Repeat every record exactly, but keep images out of the copy.

(Stored data)
┏━━

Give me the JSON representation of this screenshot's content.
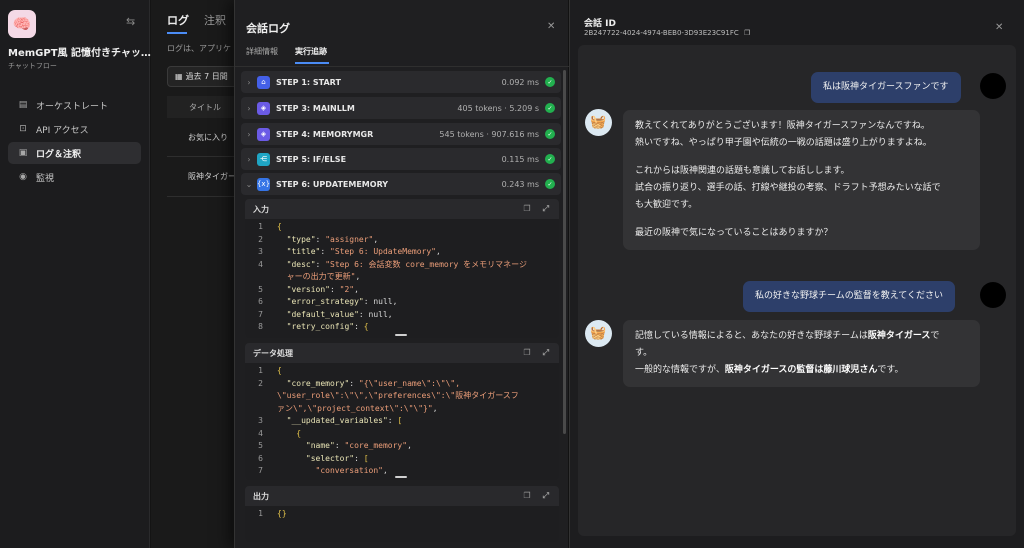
{
  "sidebar": {
    "app_name": "MemGPT風 記憶付きチャッ…",
    "app_type": "チャットフロー",
    "items": [
      {
        "label": "オーケストレート",
        "icon": "orchestrate-icon"
      },
      {
        "label": "API アクセス",
        "icon": "terminal-icon"
      },
      {
        "label": "ログ＆注釈",
        "icon": "document-icon"
      },
      {
        "label": "監視",
        "icon": "monitor-icon"
      }
    ]
  },
  "logs": {
    "tabs": [
      "ログ",
      "注釈"
    ],
    "description": "ログは、アプリケ",
    "date_filter": "過去 7 日間",
    "column_title": "タイトル",
    "rows": [
      "お気に入り",
      "阪神タイガー"
    ]
  },
  "trace": {
    "title": "会話ログ",
    "tabs": [
      "詳細情報",
      "実行追跡"
    ],
    "steps": [
      {
        "name": "STEP 1: START",
        "meta": "0.092 ms",
        "icon": "home-icon"
      },
      {
        "name": "STEP 3: MAINLLM",
        "meta": "405 tokens · 5.209 s",
        "icon": "llm-icon"
      },
      {
        "name": "STEP 4: MEMORYMGR",
        "meta": "545 tokens · 907.616 ms",
        "icon": "llm-icon"
      },
      {
        "name": "STEP 5: IF/ELSE",
        "meta": "0.115 ms",
        "icon": "branch-icon"
      },
      {
        "name": "STEP 6: UPDATEMEMORY",
        "meta": "0.243 ms",
        "icon": "variable-icon"
      }
    ],
    "panels": {
      "input_title": "入力",
      "process_title": "データ処理",
      "output_title": "出力",
      "output_text": "{}"
    }
  },
  "conversation": {
    "title": "会話 ID",
    "id": "2B247722-4024-4974-BEB0-3D93E23C91FC",
    "messages": [
      {
        "role": "user",
        "text": "私は阪神タイガースファンです"
      },
      {
        "role": "bot",
        "paragraphs": [
          [
            "教えてくれてありがとうございます！阪神タイガースファンなんですね。",
            "熱いですね、やっぱり甲子園や伝統の一戦の話題は盛り上がりますよね。"
          ],
          [
            "これからは阪神関連の話題も意識してお話しします。",
            "試合の振り返り、選手の話、打線や継投の考察、ドラフト予想みたいな話で",
            "も大歓迎です。"
          ],
          [
            "最近の阪神で気になっていることはありますか？"
          ]
        ]
      },
      {
        "role": "user",
        "text": "私の好きな野球チームの監督を教えてください"
      },
      {
        "role": "bot",
        "segments": [
          {
            "text": "記憶している情報によると、あなたの好きな野球チームは",
            "bold": false
          },
          {
            "text": "阪神タイガース",
            "bold": true
          },
          {
            "text": "で",
            "bold": false
          },
          {
            "text": "す。",
            "bold": false
          },
          {
            "text": "一般的な情報ですが、",
            "bold": false
          },
          {
            "text": "阪神タイガースの監督は藤川球児さん",
            "bold": true
          },
          {
            "text": "です。",
            "bold": false
          }
        ]
      }
    ]
  },
  "colors": {
    "accent": "#4b8cf5",
    "success": "#22b04f",
    "user_bubble": "#2d3f6a"
  }
}
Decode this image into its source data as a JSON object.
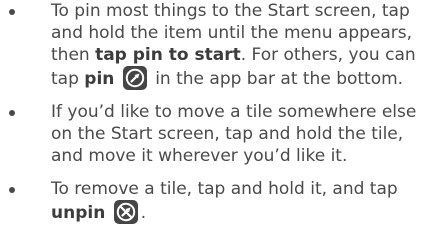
{
  "bullets": [
    {
      "segments": [
        "To pin most things to the Start screen, tap and hold the item until the menu appears, then ",
        "tap pin to start",
        ". For others, you can tap ",
        "pin",
        " in the app bar at the bottom."
      ],
      "icon": "pin-icon"
    },
    {
      "text": "If you’d like to move a tile somewhere else on the Start screen, tap and hold the tile, and move it wherever you’d like it."
    },
    {
      "segments": [
        "To remove a tile, tap and hold it, and tap ",
        "unpin",
        "."
      ],
      "icon": "unpin-icon"
    }
  ]
}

┗━━

* [Complete response]:
Give me the JSON representation of this screenshot's content.
{
  "sidebar": {
    "app_name": "MemGPT風 記憶付きチャッ…",
    "app_type": "チャットフロー",
    "items": [
      {
        "label": "オーケストレート",
        "icon": "orchestrate-icon"
      },
      {
        "label": "API アクセス",
        "icon": "terminal-icon"
      },
      {
        "label": "ログ＆注釈",
        "icon": "document-icon"
      },
      {
        "label": "監視",
        "icon": "monitor-icon"
      }
    ]
  },
  "logs": {
    "tabs": [
      "ログ",
      "注釈"
    ],
    "description": "ログは、アプリケ",
    "date_filter": "過去 7 日間",
    "column_title": "タイトル",
    "rows": [
      "お気に入り",
      "阪神タイガー"
    ]
  },
  "trace": {
    "title": "会話ログ",
    "tabs": [
      "詳細情報",
      "実行追跡"
    ],
    "steps": [
      {
        "name": "STEP 1: START",
        "meta": "0.092 ms",
        "icon": "home-icon"
      },
      {
        "name": "STEP 3: MAINLLM",
        "meta": "405 tokens · 5.209 s",
        "icon": "llm-icon"
      },
      {
        "name": "STEP 4: MEMORYMGR",
        "meta": "545 tokens · 907.616 ms",
        "icon": "llm-icon"
      },
      {
        "name": "STEP 5: IF/ELSE",
        "meta": "0.115 ms",
        "icon": "branch-icon"
      },
      {
        "name": "STEP 6: UPDATEMEMORY",
        "meta": "0.243 ms",
        "icon": "variable-icon"
      }
    ],
    "panels": {
      "input_title": "入力",
      "process_title": "データ処理",
      "output_title": "出力",
      "output_text": "{}"
    }
  },
  "conversation": {
    "title": "会話 ID",
    "id": "2B247722-4024-4974-BEB0-3D93E23C91FC",
    "messages": [
      {
        "role": "user",
        "text": "私は阪神タイガースファンです"
      },
      {
        "role": "bot",
        "paragraphs": [
          [
            "教えてくれてありがとうございます！阪神タイガースファンなんですね。",
            "熱いですね、やっぱり甲子園や伝統の一戦の話題は盛り上がりますよね。"
          ],
          [
            "これからは阪神関連の話題も意識してお話しします。",
            "試合の振り返り、選手の話、打線や継投の考察、ドラフト予想みたいな話で",
            "も大歓迎です。"
          ],
          [
            "最近の阪神で気になっていることはありますか？"
          ]
        ]
      },
      {
        "role": "user",
        "text": "私の好きな野球チームの監督を教えてください"
      },
      {
        "role": "bot",
        "segments": [
          {
            "text": "記憶している情報によると、あなたの好きな野球チームは",
            "bold": false
          },
          {
            "text": "阪神タイガース",
            "bold": true
          },
          {
            "text": "で",
            "bold": false
          },
          {
            "text": "す。",
            "bold": false
          },
          {
            "text": "一般的な情報ですが、",
            "bold": false
          },
          {
            "text": "阪神タイガースの監督は藤川球児さん",
            "bold": true
          },
          {
            "text": "です。",
            "bold": false
          }
        ]
      }
    ]
  },
  "colors": {
    "accent": "#4b8cf5",
    "success": "#22b04f",
    "user_bubble": "#2d3f6a"
  }
}
Decode this image into its source data as a JSON object.
{
  "bullets": [
    {
      "segments": [
        "To pin most things to the Start screen, tap and hold the item until the menu appears, then ",
        "tap pin to start",
        ". For others, you can tap ",
        "pin",
        " in the app bar at the bottom."
      ],
      "icon": "pin-icon"
    },
    {
      "text": "If you’d like to move a tile somewhere else on the Start screen, tap and hold the tile, and move it wherever you’d like it."
    },
    {
      "segments": [
        "To remove a tile, tap and hold it, and tap ",
        "unpin",
        "."
      ],
      "icon": "unpin-icon"
    }
  ]
}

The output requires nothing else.